• **Exercise brief**: Read the data and repeat all of it exactly.

--- start Data provided ---

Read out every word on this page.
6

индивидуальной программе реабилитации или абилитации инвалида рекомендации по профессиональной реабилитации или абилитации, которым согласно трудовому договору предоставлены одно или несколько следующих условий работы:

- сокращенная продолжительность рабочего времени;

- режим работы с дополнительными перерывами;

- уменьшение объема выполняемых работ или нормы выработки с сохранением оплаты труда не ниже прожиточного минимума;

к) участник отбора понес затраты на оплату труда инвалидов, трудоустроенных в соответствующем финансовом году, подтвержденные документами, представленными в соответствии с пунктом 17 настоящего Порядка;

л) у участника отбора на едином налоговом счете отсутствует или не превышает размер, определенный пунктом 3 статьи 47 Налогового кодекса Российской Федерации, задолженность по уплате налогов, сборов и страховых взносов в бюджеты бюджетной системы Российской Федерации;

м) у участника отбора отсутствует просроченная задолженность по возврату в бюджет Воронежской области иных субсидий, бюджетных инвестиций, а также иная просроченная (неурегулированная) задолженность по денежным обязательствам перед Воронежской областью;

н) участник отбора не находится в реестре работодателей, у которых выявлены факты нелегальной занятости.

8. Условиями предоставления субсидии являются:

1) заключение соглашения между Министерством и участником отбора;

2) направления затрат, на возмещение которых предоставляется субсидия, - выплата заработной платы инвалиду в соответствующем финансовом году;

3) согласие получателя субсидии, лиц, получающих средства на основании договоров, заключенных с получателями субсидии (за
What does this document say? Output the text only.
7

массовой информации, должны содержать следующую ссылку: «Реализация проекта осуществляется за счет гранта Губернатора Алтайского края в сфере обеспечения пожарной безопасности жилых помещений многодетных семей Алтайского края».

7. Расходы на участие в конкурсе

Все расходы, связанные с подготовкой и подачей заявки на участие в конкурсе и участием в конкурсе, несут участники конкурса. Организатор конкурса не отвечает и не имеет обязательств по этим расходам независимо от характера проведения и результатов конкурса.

--- end Data provided ---

• **Finished answer**:
Read out every word on this page.
6

индивидуальной программе реабилитации или абилитации инвалида рекомендации по профессиональной реабилитации или абилитации, которым согласно трудовому договору предоставлены одно или несколько следующих условий работы:

- сокращенная продолжительность рабочего времени;

- режим работы с дополнительными перерывами;

- уменьшение объема выполняемых работ или нормы выработки с сохранением оплаты труда не ниже прожиточного минимума;

к) участник отбора понес затраты на оплату труда инвалидов, трудоустроенных в соответствующем финансовом году, подтвержденные документами, представленными в соответствии с пунктом 17 настоящего Порядка;

л) у участника отбора на едином налоговом счете отсутствует или не превышает размер, определенный пунктом 3 статьи 47 Налогового кодекса Российской Федерации, задолженность по уплате налогов, сборов и страховых взносов в бюджеты бюджетной системы Российской Федерации;

м) у участника отбора отсутствует просроченная задолженность по возврату в бюджет Воронежской области иных субсидий, бюджетных инвестиций, а также иная просроченная (неурегулированная) задолженность по денежным обязательствам перед Воронежской областью;

н) участник отбора не находится в реестре работодателей, у которых выявлены факты нелегальной занятости.

8. Условиями предоставления субсидии являются:

1) заключение соглашения между Министерством и участником отбора;

2) направления затрат, на возмещение которых предоставляется субсидия, - выплата заработной платы инвалиду в соответствующем финансовом году;

3) согласие получателя субсидии, лиц, получающих средства на основании договоров, заключенных с получателями субсидии (за
What does this document say? Output the text only.
7

массовой информации, должны содержать следующую ссылку: «Реализация проекта осуществляется за счет гранта Губернатора Алтайского края в сфере обеспечения пожарной безопасности жилых помещений многодетных семей Алтайского края».

7. Расходы на участие в конкурсе

Все расходы, связанные с подготовкой и подачей заявки на участие в конкурсе и участием в конкурсе, несут участники конкурса. Организатор конкурса не отвечает и не имеет обязательств по этим расходам независимо от характера проведения и результатов конкурса.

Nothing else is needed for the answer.